_WHAT THE EXERCISE ASKS_
Without including any pictures, write out all the entries exactly.

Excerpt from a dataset
▽

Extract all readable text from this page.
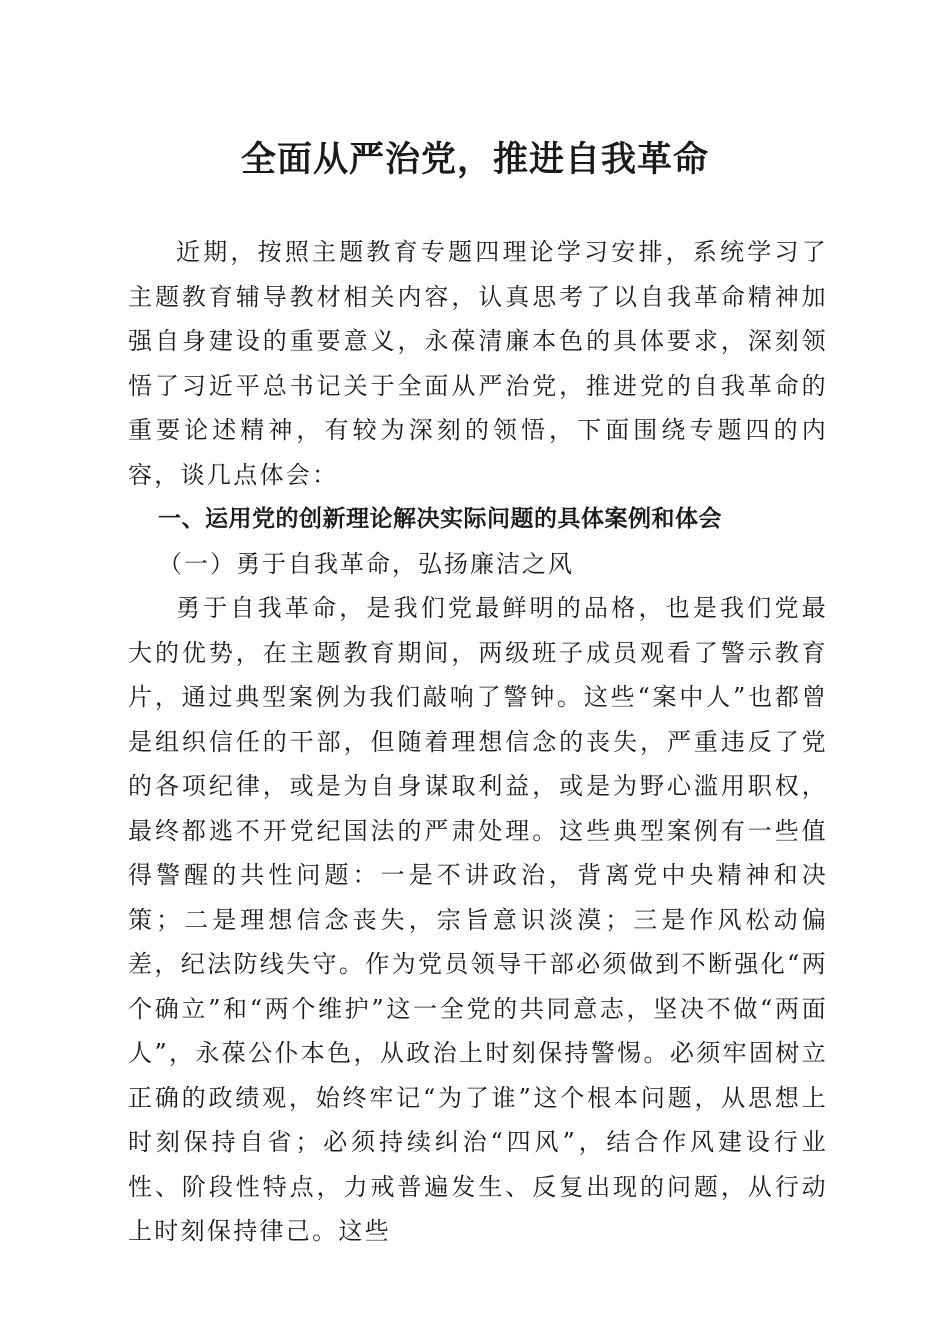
全面从严治党，推进自我革命

近期，按照主题教育专题四理论学习安排，系统学习了主题教育辅导教材相关内容，认真思考了以自我革命精神加强自身建设的重要意义，永葆清廉本色的具体要求，深刻领悟了习近平总书记关于全面从严治党，推进党的自我革命的重要论述精神，有较为深刻的领悟，下面围绕专题四的内容，谈几点体会：

一、运用党的创新理论解决实际问题的具体案例和体会
（一）勇于自我革命，弘扬廉洁之风

勇于自我革命，是我们党最鲜明的品格，也是我们党最大的优势，在主题教育期间，两级班子成员观看了警示教育片，通过典型案例为我们敲响了警钟。这些“案中人”也都曾是组织信任的干部，但随着理想信念的丧失，严重违反了党的各项纪律，或是为自身谋取利益，或是为野心滥用职权，最终都逃不开党纪国法的严肃处理。这些典型案例有一些值得警醒的共性问题：一是不讲政治，背离党中央精神和决策；二是理想信念丧失，宗旨意识淡漠；三是作风松动偏差，纪法防线失守。作为党员领导干部必须做到不断强化“两个确立”和“两个维护”这一全党的共同意志，坚决不做“两面人”，永葆公仆本色，从政治上时刻保持警惕。必须牢固树立正确的政绩观，始终牢记“为了谁”这个根本问题，从思想上时刻保持自省；必须持续纠治“四风”，结合作风建设行业性、阶段性特点，力戒普遍发生、反复出现的问题，从行动上时刻保持律己。这些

△

_WRITTEN SOLUTION_
Extract all readable text from this page.
全面从严治党，推进自我革命

近期，按照主题教育专题四理论学习安排，系统学习了主题教育辅导教材相关内容，认真思考了以自我革命精神加强自身建设的重要意义，永葆清廉本色的具体要求，深刻领悟了习近平总书记关于全面从严治党，推进党的自我革命的重要论述精神，有较为深刻的领悟，下面围绕专题四的内容，谈几点体会：

一、运用党的创新理论解决实际问题的具体案例和体会
（一）勇于自我革命，弘扬廉洁之风

勇于自我革命，是我们党最鲜明的品格，也是我们党最大的优势，在主题教育期间，两级班子成员观看了警示教育片，通过典型案例为我们敲响了警钟。这些“案中人”也都曾是组织信任的干部，但随着理想信念的丧失，严重违反了党的各项纪律，或是为自身谋取利益，或是为野心滥用职权，最终都逃不开党纪国法的严肃处理。这些典型案例有一些值得警醒的共性问题：一是不讲政治，背离党中央精神和决策；二是理想信念丧失，宗旨意识淡漠；三是作风松动偏差，纪法防线失守。作为党员领导干部必须做到不断强化“两个确立”和“两个维护”这一全党的共同意志，坚决不做“两面人”，永葆公仆本色，从政治上时刻保持警惕。必须牢固树立正确的政绩观，始终牢记“为了谁”这个根本问题，从思想上时刻保持自省；必须持续纠治“四风”，结合作风建设行业性、阶段性特点，力戒普遍发生、反复出现的问题，从行动上时刻保持律己。这些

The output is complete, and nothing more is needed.